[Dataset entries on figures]
--*--

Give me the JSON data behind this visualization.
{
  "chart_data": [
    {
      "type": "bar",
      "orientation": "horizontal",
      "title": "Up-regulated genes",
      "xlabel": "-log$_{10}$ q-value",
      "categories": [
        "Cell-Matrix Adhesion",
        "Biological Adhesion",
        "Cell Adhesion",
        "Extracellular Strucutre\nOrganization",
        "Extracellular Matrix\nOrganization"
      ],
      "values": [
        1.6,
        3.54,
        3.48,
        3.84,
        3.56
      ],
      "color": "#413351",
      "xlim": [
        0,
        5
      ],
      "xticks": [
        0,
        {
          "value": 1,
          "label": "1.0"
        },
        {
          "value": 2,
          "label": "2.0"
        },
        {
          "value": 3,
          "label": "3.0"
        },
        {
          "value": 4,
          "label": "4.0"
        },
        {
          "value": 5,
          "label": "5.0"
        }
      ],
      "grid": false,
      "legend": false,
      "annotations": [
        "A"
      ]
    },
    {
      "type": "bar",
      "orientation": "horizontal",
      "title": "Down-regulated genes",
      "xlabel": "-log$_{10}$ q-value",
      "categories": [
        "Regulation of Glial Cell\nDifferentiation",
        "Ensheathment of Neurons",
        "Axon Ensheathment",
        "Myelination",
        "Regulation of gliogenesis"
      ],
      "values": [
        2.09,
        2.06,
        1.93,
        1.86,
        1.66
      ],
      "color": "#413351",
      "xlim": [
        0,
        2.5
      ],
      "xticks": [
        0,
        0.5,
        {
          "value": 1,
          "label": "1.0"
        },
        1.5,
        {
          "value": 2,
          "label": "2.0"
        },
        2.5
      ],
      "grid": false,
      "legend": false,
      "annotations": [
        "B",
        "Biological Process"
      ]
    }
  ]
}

--*--

EXERCISE
Please write the data above out again, exactly the same.

OUTPUT OF THE EXERCISE
Give me the JSON data behind this visualization.
{
  "chart_data": [
    {
      "type": "bar",
      "orientation": "horizontal",
      "title": "Up-regulated genes",
      "xlabel": "-log$_{10}$ q-value",
      "categories": [
        "Cell-Matrix Adhesion",
        "Biological Adhesion",
        "Cell Adhesion",
        "Extracellular Strucutre\nOrganization",
        "Extracellular Matrix\nOrganization"
      ],
      "values": [
        1.6,
        3.54,
        3.48,
        3.84,
        3.56
      ],
      "color": "#413351",
      "xlim": [
        0,
        5
      ],
      "xticks": [
        0,
        {
          "value": 1,
          "label": "1.0"
        },
        {
          "value": 2,
          "label": "2.0"
        },
        {
          "value": 3,
          "label": "3.0"
        },
        {
          "value": 4,
          "label": "4.0"
        },
        {
          "value": 5,
          "label": "5.0"
        }
      ],
      "grid": false,
      "legend": false,
      "annotations": [
        "A"
      ]
    },
    {
      "type": "bar",
      "orientation": "horizontal",
      "title": "Down-regulated genes",
      "xlabel": "-log$_{10}$ q-value",
      "categories": [
        "Regulation of Glial Cell\nDifferentiation",
        "Ensheathment of Neurons",
        "Axon Ensheathment",
        "Myelination",
        "Regulation of gliogenesis"
      ],
      "values": [
        2.09,
        2.06,
        1.93,
        1.86,
        1.66
      ],
      "color": "#413351",
      "xlim": [
        0,
        2.5
      ],
      "xticks": [
        0,
        0.5,
        {
          "value": 1,
          "label": "1.0"
        },
        1.5,
        {
          "value": 2,
          "label": "2.0"
        },
        2.5
      ],
      "grid": false,
      "legend": false,
      "annotations": [
        "B",
        "Biological Process"
      ]
    }
  ]
}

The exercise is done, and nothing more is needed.